Skip the images. Copy the records exactly as written.
*** Information shown
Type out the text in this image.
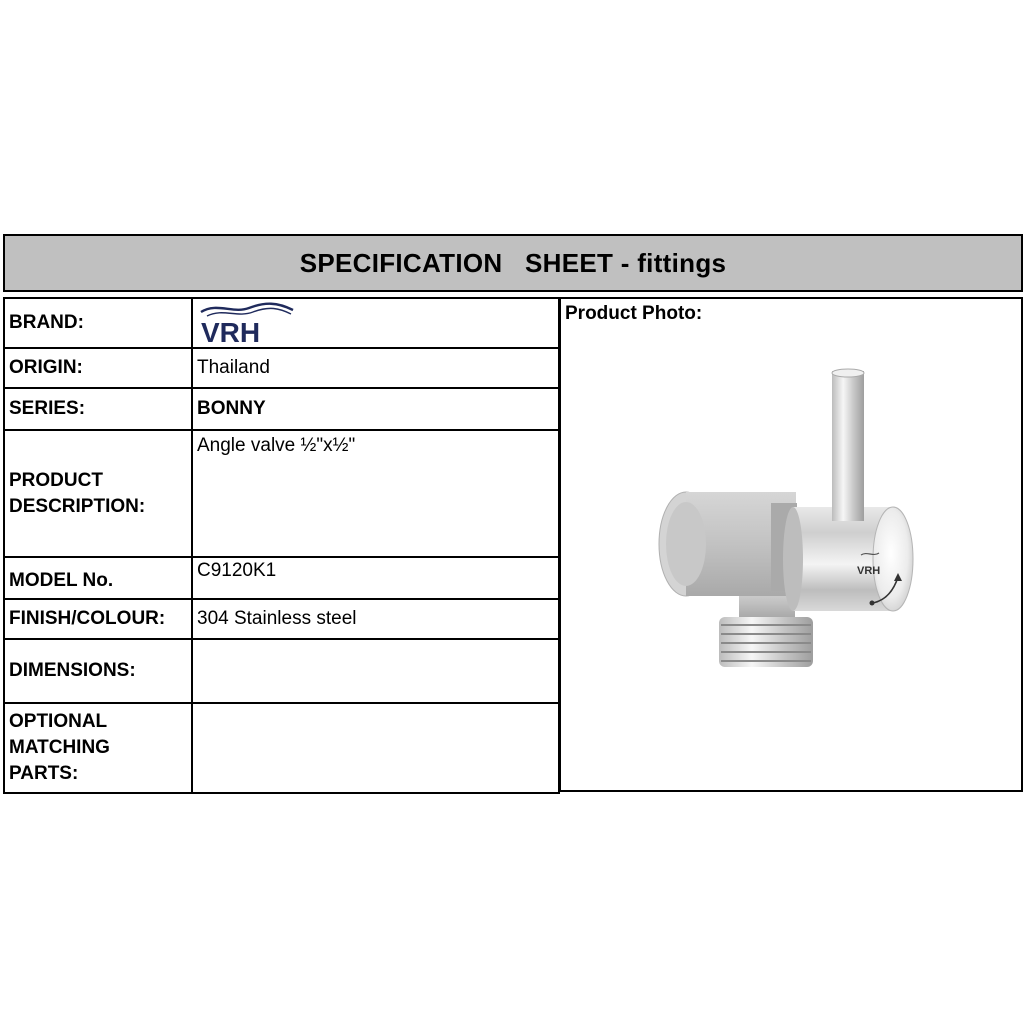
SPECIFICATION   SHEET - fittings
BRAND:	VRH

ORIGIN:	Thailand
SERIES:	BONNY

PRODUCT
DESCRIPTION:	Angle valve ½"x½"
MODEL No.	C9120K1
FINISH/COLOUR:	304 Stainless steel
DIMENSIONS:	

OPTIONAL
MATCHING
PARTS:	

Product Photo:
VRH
******
**Task answer**
Type out the text in this image.
SPECIFICATION   SHEET - fittings
BRAND:	VRH

ORIGIN:	Thailand
SERIES:	BONNY

PRODUCT
DESCRIPTION:	Angle valve ½"x½"
MODEL No.	C9120K1
FINISH/COLOUR:	304 Stainless steel
DIMENSIONS:	

OPTIONAL
MATCHING
PARTS:	

Product Photo:
VRH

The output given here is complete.